# WRITTEN PROBLEM
Give the total number of lines with the word "What" in them, and no other words.

# SUPPLIED DATA
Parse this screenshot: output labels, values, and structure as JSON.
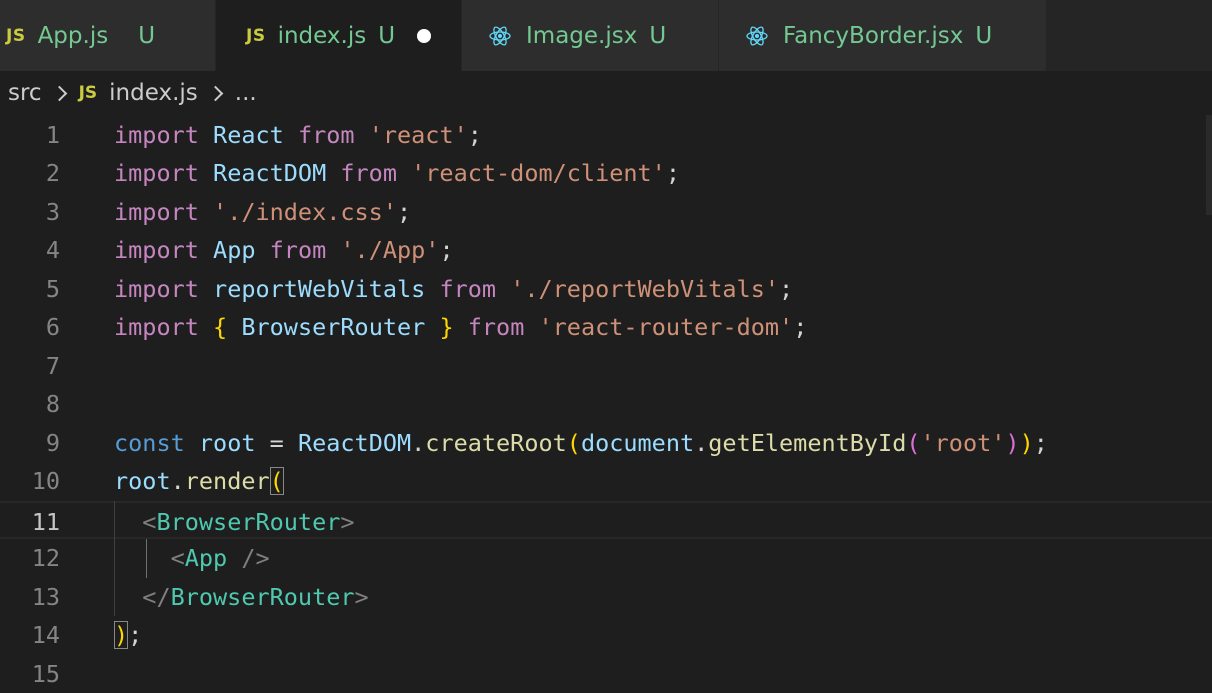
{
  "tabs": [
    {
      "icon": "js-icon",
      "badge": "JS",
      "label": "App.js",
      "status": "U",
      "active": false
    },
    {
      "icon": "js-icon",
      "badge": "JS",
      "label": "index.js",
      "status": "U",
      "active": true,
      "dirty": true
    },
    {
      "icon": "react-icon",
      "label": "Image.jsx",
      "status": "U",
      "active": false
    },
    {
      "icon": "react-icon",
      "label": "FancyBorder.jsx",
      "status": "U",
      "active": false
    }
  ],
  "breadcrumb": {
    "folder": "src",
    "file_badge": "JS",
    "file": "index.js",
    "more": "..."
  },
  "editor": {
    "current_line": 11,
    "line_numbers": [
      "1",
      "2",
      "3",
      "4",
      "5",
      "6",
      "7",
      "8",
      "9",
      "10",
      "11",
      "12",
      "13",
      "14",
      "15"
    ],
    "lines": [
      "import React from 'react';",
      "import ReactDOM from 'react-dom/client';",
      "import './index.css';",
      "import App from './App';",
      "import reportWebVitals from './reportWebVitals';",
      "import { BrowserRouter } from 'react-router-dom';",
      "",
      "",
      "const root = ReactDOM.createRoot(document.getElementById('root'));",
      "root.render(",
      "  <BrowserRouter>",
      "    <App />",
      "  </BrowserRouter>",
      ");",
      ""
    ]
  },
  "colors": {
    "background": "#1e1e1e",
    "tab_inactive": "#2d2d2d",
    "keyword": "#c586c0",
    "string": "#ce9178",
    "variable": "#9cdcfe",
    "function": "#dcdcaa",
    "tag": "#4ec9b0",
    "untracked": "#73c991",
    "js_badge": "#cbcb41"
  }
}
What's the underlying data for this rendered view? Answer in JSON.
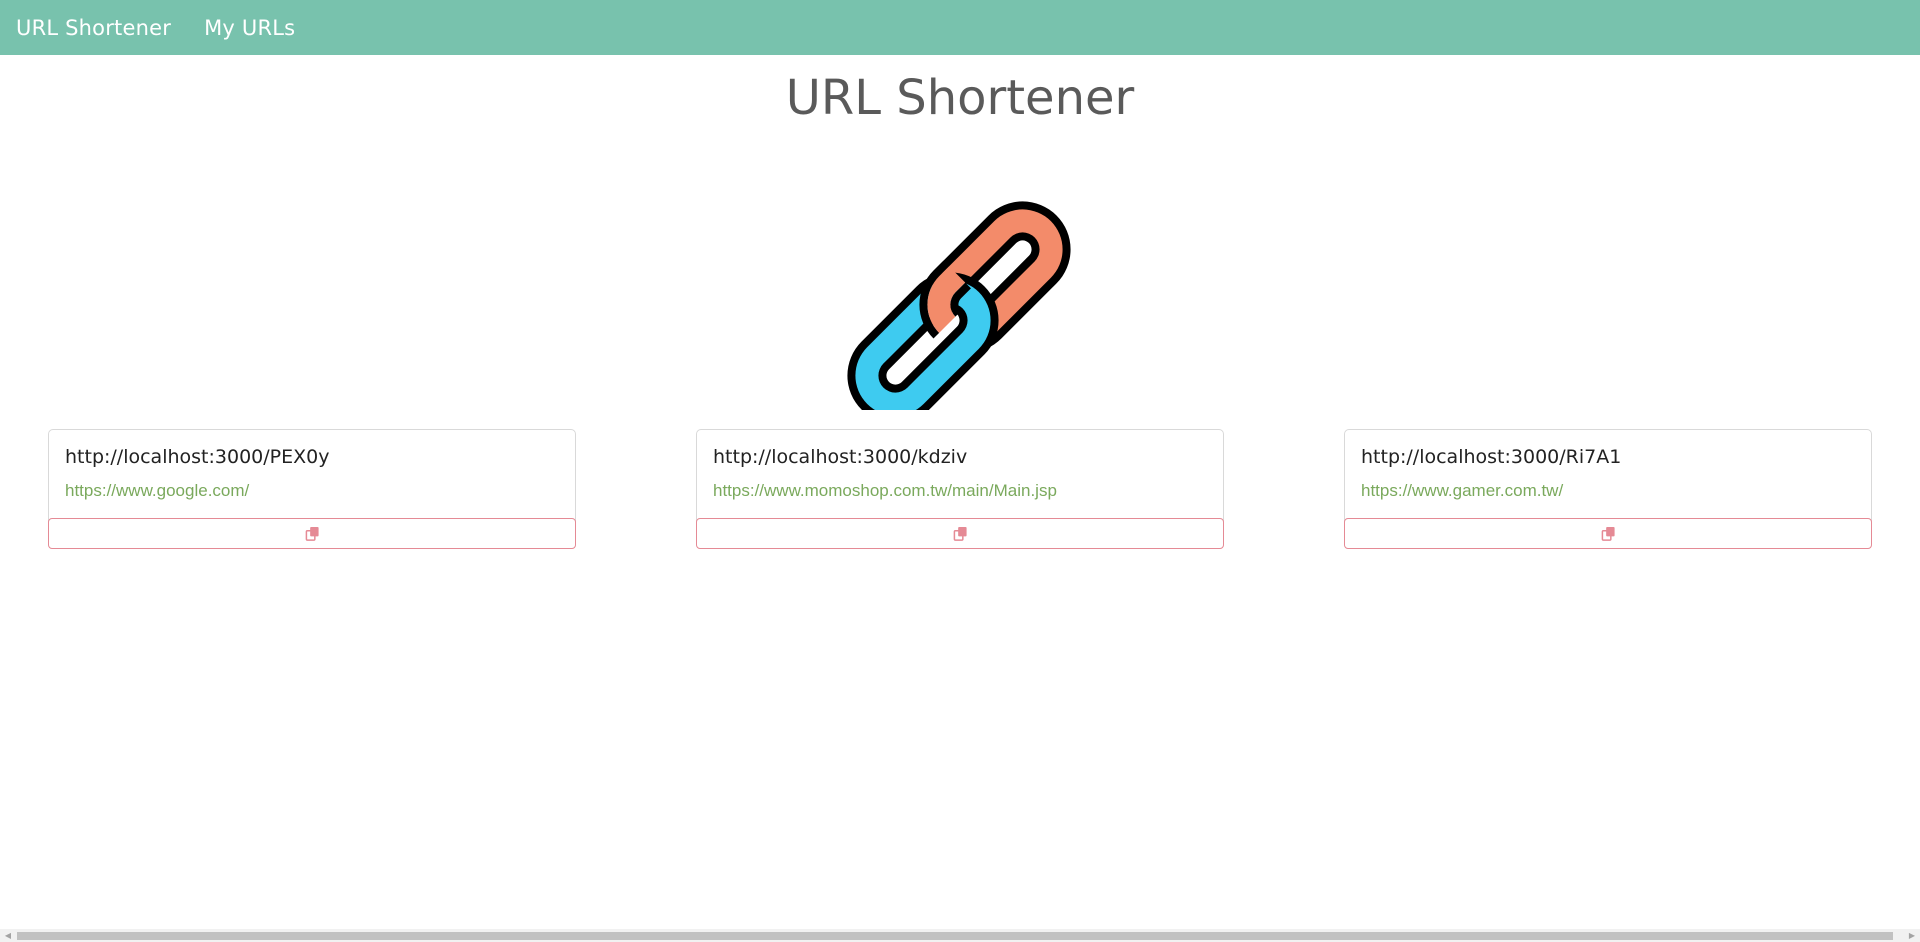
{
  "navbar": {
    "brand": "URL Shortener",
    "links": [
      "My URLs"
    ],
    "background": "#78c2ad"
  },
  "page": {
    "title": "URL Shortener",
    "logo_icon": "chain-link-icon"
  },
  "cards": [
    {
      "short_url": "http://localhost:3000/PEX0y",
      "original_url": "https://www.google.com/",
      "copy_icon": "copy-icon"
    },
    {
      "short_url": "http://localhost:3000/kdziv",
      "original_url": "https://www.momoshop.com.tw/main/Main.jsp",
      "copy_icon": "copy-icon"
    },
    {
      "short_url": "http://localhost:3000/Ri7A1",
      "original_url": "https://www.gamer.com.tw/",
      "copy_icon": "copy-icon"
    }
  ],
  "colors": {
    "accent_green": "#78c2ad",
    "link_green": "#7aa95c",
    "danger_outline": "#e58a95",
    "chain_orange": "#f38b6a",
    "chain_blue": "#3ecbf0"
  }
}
--
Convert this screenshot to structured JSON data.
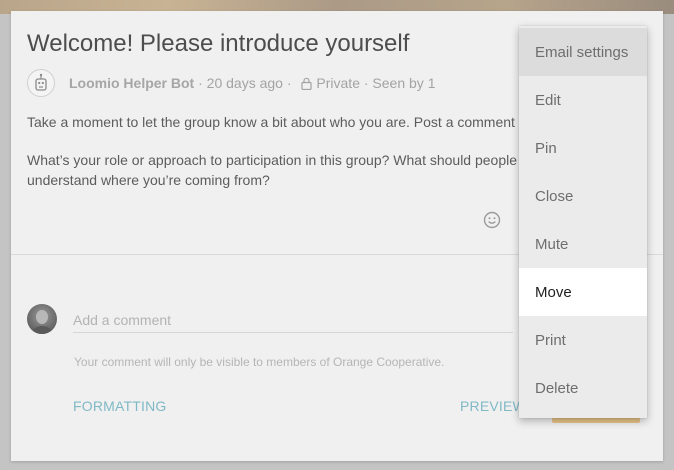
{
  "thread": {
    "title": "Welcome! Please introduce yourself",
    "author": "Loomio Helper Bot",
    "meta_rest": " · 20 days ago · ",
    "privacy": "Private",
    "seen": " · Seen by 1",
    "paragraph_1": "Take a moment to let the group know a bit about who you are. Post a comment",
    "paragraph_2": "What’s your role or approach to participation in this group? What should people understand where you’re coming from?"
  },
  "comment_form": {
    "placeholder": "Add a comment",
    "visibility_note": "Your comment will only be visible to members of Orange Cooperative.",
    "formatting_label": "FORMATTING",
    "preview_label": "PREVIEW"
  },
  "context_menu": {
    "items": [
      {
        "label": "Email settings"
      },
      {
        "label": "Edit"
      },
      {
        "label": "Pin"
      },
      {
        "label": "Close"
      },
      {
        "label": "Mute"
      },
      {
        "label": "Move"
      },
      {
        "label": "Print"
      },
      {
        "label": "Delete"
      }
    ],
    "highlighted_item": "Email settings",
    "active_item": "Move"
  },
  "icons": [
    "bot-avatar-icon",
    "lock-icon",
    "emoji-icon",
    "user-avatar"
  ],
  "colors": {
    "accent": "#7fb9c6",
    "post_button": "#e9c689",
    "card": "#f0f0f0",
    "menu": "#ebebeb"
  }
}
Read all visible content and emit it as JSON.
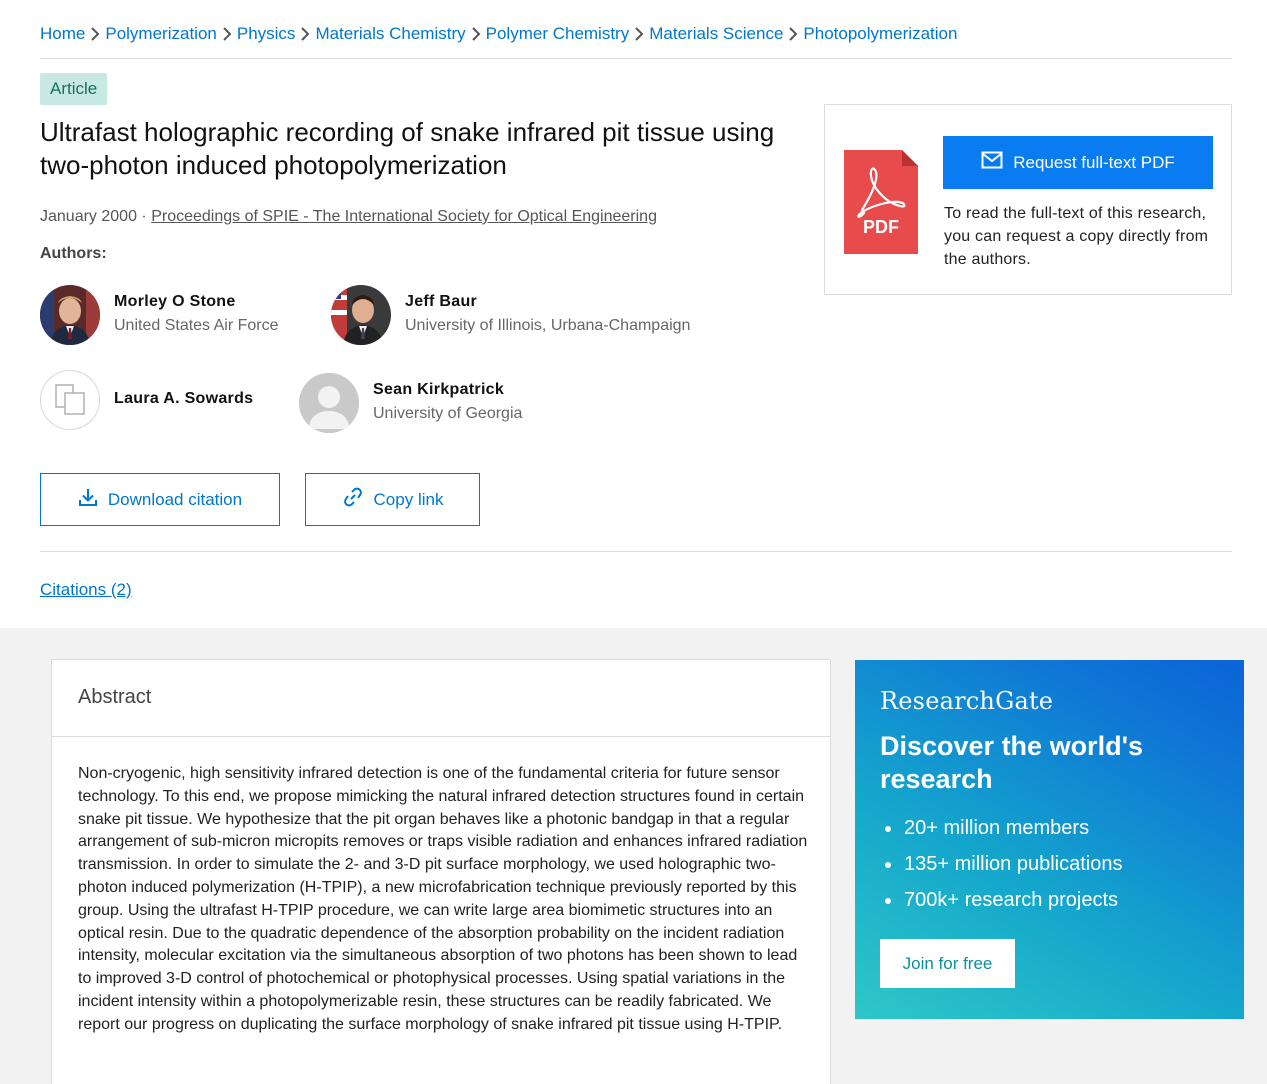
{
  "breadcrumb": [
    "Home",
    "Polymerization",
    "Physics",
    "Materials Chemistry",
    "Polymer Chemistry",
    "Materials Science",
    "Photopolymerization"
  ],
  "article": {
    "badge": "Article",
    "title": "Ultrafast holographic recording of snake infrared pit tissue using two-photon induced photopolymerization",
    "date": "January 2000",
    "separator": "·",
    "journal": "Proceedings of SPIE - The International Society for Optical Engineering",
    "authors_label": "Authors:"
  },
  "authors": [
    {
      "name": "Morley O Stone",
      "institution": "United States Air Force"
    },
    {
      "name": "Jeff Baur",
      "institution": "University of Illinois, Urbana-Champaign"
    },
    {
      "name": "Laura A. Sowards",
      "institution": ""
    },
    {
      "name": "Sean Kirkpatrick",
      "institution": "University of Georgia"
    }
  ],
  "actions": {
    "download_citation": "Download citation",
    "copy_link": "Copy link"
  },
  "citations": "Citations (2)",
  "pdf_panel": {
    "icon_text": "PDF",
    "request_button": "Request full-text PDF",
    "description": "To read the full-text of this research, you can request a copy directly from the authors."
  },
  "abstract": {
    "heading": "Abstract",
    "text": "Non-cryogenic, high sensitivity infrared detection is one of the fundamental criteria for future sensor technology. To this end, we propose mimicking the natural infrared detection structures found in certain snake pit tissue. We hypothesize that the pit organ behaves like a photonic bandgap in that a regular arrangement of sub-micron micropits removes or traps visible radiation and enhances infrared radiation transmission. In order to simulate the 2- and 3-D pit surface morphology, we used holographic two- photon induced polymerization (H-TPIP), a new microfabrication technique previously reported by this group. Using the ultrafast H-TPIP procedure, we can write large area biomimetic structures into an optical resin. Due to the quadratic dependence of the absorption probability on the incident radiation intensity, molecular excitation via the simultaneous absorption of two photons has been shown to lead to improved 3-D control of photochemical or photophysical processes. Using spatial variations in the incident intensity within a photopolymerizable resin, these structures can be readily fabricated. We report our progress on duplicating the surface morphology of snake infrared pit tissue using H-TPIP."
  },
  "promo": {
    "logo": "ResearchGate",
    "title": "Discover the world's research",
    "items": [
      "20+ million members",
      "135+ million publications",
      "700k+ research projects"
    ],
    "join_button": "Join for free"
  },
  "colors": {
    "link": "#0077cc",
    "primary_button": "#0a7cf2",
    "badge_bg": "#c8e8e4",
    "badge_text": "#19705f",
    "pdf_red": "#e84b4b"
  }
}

# PROBLEM SOLUTION
2